PROBLEMS:
a - Answer these questions from the cupcake recipe:
(i) What did the cook add to the cake layers to get the desired colors?
(ii) What kind of tip was used to make the roses?
(iii) How long should the milk and vinegar sit before the baking soda is added?
b - Decide whether each statement agrees with the cupcake recipe. Answer yes or no and quote the words that settle it.
(i) The oven is preheated to 350F.
(ii) The directions call for greasing two round cake pans.
(iii) The dual colored frosting is made with a small piping bag.
c - List every ingredient in the cupcake recipe that is measured in cups, with its amount.

SOURCE:
--------------------------------------------------

Flower Topped Mini
Cupcakes
I made these cupcakes with two layers of colored cake on the
inside. I started with my basic white
cake recipe (which is shown below) and added food coloring to the layers to get
my desired colors.
To create a dual colored frosting you take a regular sized
piping bag and fill the left half with one color frosting and the right half
with the other color frosting -- this is a bit tricky and takes some practice;
don’t give up if you don’t succeed the first time.
The roses were made with a jagged toothed-tip piping
tip. Take the full frosting bag and
gently swirl in a circular motion to create a small rose head.
Recipe:
White Cake
Ingredients:
1 cup milk
2 teaspoons white vinegar
5 egg whites
2 1/4 teaspoons vanilla
3 cups sifted cake flour
2 cups sugar
1 tablespoon baking powder
1 teaspoon baking powder
3/4 teaspoon salt
2 teaspoons baking soda
12 tablespoons unsalted butter or
margarine
1 cup boiling water
Directions:
Preheat oven to 350F
1. Grease three round cake pans.
You will have to have purchased the checkerboard plastic cake device. It's
basically just a plastic divider for your cake. Yes, you can do it all by hand
-- but it's much more difficult, and you're checkerboard won't be perfect.
2. In a small bowl combine the milk
and vinegar (this will turn your milk into buttermilk). Allow to sit for 5
minutes, and then add the baking soda.

--------------------------------------------------

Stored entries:
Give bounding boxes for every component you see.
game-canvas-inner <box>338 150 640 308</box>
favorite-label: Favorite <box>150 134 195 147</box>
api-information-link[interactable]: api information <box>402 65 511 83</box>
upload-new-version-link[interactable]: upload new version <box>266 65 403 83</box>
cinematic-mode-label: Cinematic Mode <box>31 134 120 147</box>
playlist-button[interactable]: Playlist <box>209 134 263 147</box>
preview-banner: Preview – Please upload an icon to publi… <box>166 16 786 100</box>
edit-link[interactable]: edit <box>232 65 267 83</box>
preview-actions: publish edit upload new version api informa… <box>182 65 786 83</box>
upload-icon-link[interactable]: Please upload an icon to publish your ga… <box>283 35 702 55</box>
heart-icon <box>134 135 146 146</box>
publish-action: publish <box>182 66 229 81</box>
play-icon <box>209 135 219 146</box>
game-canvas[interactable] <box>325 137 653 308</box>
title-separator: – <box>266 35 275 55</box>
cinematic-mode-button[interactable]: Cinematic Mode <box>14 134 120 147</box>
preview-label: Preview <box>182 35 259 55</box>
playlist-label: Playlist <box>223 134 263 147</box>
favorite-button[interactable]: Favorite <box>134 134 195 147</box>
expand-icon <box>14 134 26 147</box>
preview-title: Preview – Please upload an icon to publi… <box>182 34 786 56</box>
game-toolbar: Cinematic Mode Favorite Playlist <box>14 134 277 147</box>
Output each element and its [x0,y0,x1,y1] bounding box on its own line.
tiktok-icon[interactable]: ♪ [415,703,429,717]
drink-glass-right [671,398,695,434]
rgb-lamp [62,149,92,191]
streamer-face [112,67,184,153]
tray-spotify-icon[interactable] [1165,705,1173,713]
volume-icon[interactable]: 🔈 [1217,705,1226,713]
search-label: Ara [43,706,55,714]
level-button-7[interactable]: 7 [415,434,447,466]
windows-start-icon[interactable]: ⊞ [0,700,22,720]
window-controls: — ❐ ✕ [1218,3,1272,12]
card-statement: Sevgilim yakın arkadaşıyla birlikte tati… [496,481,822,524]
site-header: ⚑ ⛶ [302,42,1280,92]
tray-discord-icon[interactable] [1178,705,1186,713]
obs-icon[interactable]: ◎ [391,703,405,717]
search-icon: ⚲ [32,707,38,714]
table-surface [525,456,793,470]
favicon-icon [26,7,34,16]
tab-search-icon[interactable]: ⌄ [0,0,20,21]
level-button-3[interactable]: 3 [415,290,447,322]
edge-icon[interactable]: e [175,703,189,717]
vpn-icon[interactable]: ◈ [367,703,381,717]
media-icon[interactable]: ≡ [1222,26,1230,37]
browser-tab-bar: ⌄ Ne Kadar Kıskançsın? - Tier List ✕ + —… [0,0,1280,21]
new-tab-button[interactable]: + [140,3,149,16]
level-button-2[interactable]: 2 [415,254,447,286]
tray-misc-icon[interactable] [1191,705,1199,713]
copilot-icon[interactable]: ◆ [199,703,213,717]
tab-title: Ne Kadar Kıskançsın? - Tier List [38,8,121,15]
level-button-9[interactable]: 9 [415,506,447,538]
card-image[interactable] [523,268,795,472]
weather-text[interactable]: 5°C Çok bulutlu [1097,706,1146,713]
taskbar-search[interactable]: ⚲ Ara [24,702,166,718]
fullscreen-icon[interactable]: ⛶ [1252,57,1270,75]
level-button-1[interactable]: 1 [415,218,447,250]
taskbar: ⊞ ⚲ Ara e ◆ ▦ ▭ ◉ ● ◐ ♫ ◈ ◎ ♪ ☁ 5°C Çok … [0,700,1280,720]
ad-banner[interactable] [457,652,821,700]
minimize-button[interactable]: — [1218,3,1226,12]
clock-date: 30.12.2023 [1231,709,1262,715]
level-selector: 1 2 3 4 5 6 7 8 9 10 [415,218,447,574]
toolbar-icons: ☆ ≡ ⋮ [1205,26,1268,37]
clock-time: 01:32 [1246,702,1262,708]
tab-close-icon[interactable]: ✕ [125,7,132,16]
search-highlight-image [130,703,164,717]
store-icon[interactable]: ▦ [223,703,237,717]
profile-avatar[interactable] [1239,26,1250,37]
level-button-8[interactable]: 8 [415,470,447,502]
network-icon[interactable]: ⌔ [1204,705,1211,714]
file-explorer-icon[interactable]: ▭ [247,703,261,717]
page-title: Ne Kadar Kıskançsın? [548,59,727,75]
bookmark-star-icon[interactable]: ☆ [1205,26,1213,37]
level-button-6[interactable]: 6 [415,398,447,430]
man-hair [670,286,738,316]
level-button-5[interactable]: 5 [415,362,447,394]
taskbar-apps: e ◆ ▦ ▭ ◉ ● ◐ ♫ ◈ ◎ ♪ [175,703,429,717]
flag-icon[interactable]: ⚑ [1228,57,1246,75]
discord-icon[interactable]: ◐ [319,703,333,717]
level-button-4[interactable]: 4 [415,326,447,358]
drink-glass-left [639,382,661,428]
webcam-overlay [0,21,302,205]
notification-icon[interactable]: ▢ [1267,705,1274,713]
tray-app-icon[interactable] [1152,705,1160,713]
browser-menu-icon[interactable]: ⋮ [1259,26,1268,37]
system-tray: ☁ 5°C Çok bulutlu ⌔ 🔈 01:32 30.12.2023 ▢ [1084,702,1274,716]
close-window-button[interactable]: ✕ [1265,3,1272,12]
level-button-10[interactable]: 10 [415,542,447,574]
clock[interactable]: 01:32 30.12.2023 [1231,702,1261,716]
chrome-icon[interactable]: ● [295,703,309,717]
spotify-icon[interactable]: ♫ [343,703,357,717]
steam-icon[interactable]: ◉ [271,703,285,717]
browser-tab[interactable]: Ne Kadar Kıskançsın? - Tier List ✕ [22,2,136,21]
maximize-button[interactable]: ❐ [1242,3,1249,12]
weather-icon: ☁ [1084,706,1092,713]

--------------------------------------------------

TASK RESULTS:
a -
(i) Food coloring.
(ii) A jagged toothed-tip piping tip.
(iii) 5 minutes.

b -
(i) Yes: "Preheat oven to 350F"
(ii) No: "Grease three round cake pans."
(iii) No: "take a regular sized piping bag"

c -
1 cup milk
3 cups sifted cake flour
2 cups sugar
1 cup boiling water